Task material —
★ ★ ★ ★ ★

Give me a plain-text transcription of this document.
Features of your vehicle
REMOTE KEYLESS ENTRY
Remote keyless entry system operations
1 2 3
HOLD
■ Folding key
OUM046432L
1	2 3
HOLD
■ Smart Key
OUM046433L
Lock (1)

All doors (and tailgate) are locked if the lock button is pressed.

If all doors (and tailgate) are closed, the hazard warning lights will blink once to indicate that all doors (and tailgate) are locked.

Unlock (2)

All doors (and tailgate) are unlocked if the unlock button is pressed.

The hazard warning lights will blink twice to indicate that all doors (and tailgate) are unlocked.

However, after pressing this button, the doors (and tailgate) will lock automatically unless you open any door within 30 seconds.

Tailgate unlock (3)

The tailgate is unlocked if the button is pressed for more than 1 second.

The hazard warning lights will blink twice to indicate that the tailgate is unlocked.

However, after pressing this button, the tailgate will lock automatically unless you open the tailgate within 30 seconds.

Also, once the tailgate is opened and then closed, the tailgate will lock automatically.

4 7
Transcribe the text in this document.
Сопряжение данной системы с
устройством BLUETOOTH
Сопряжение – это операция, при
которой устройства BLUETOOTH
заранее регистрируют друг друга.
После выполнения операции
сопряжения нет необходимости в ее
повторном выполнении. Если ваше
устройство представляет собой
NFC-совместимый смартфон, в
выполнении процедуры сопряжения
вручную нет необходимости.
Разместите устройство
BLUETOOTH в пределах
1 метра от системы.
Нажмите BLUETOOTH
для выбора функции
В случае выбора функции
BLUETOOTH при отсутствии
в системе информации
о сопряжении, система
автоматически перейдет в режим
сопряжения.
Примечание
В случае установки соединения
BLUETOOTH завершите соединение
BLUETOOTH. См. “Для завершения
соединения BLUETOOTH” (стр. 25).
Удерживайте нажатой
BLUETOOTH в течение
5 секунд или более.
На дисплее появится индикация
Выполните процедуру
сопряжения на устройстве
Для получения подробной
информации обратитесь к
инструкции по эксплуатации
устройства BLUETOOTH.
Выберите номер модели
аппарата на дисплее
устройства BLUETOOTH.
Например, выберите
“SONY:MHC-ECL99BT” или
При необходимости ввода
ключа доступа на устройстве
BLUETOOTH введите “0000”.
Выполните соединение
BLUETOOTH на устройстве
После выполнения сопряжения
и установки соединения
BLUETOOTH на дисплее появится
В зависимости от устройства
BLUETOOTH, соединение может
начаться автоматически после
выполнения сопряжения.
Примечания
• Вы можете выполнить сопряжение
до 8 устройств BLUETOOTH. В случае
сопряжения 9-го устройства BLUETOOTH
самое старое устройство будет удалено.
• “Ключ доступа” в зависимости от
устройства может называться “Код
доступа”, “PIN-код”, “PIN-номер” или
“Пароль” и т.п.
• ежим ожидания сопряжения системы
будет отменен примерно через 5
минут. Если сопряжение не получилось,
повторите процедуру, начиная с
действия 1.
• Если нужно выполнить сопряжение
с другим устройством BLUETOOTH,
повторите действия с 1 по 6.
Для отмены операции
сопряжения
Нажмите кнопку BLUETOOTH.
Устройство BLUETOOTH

★ ★ ★ ★ ★

Prompt —
Please copy out each record, character for character.

Answer for the task —
Give me a plain-text transcription of this document.
Features of your vehicle
REMOTE KEYLESS ENTRY
Remote keyless entry system operations
1 2 3
HOLD
■ Folding key
OUM046432L
1	2 3
HOLD
■ Smart Key
OUM046433L
Lock (1)

All doors (and tailgate) are locked if the lock button is pressed.

If all doors (and tailgate) are closed, the hazard warning lights will blink once to indicate that all doors (and tailgate) are locked.

Unlock (2)

All doors (and tailgate) are unlocked if the unlock button is pressed.

The hazard warning lights will blink twice to indicate that all doors (and tailgate) are unlocked.

However, after pressing this button, the doors (and tailgate) will lock automatically unless you open any door within 30 seconds.

Tailgate unlock (3)

The tailgate is unlocked if the button is pressed for more than 1 second.

The hazard warning lights will blink twice to indicate that the tailgate is unlocked.

However, after pressing this button, the tailgate will lock automatically unless you open the tailgate within 30 seconds.

Also, once the tailgate is opened and then closed, the tailgate will lock automatically.

4 7
Transcribe the text in this document.
Сопряжение данной системы с
устройством BLUETOOTH
Сопряжение – это операция, при
которой устройства BLUETOOTH
заранее регистрируют друг друга.
После выполнения операции
сопряжения нет необходимости в ее
повторном выполнении. Если ваше
устройство представляет собой
NFC-совместимый смартфон, в
выполнении процедуры сопряжения
вручную нет необходимости.
Разместите устройство
BLUETOOTH в пределах
1 метра от системы.
Нажмите BLUETOOTH
для выбора функции
В случае выбора функции
BLUETOOTH при отсутствии
в системе информации
о сопряжении, система
автоматически перейдет в режим
сопряжения.
Примечание
В случае установки соединения
BLUETOOTH завершите соединение
BLUETOOTH. См. “Для завершения
соединения BLUETOOTH” (стр. 25).
Удерживайте нажатой
BLUETOOTH в течение
5 секунд или более.
На дисплее появится индикация
Выполните процедуру
сопряжения на устройстве
Для получения подробной
информации обратитесь к
инструкции по эксплуатации
устройства BLUETOOTH.
Выберите номер модели
аппарата на дисплее
устройства BLUETOOTH.
Например, выберите
“SONY:MHC-ECL99BT” или
При необходимости ввода
ключа доступа на устройстве
BLUETOOTH введите “0000”.
Выполните соединение
BLUETOOTH на устройстве
После выполнения сопряжения
и установки соединения
BLUETOOTH на дисплее появится
В зависимости от устройства
BLUETOOTH, соединение может
начаться автоматически после
выполнения сопряжения.
Примечания
• Вы можете выполнить сопряжение
до 8 устройств BLUETOOTH. В случае
сопряжения 9-го устройства BLUETOOTH
самое старое устройство будет удалено.
• “Ключ доступа” в зависимости от
устройства может называться “Код
доступа”, “PIN-код”, “PIN-номер” или
“Пароль” и т.п.
• ежим ожидания сопряжения системы
будет отменен примерно через 5
минут. Если сопряжение не получилось,
повторите процедуру, начиная с
действия 1.
• Если нужно выполнить сопряжение
с другим устройством BLUETOOTH,
повторите действия с 1 по 6.
Для отмены операции
сопряжения
Нажмите кнопку BLUETOOTH.
Устройство BLUETOOTH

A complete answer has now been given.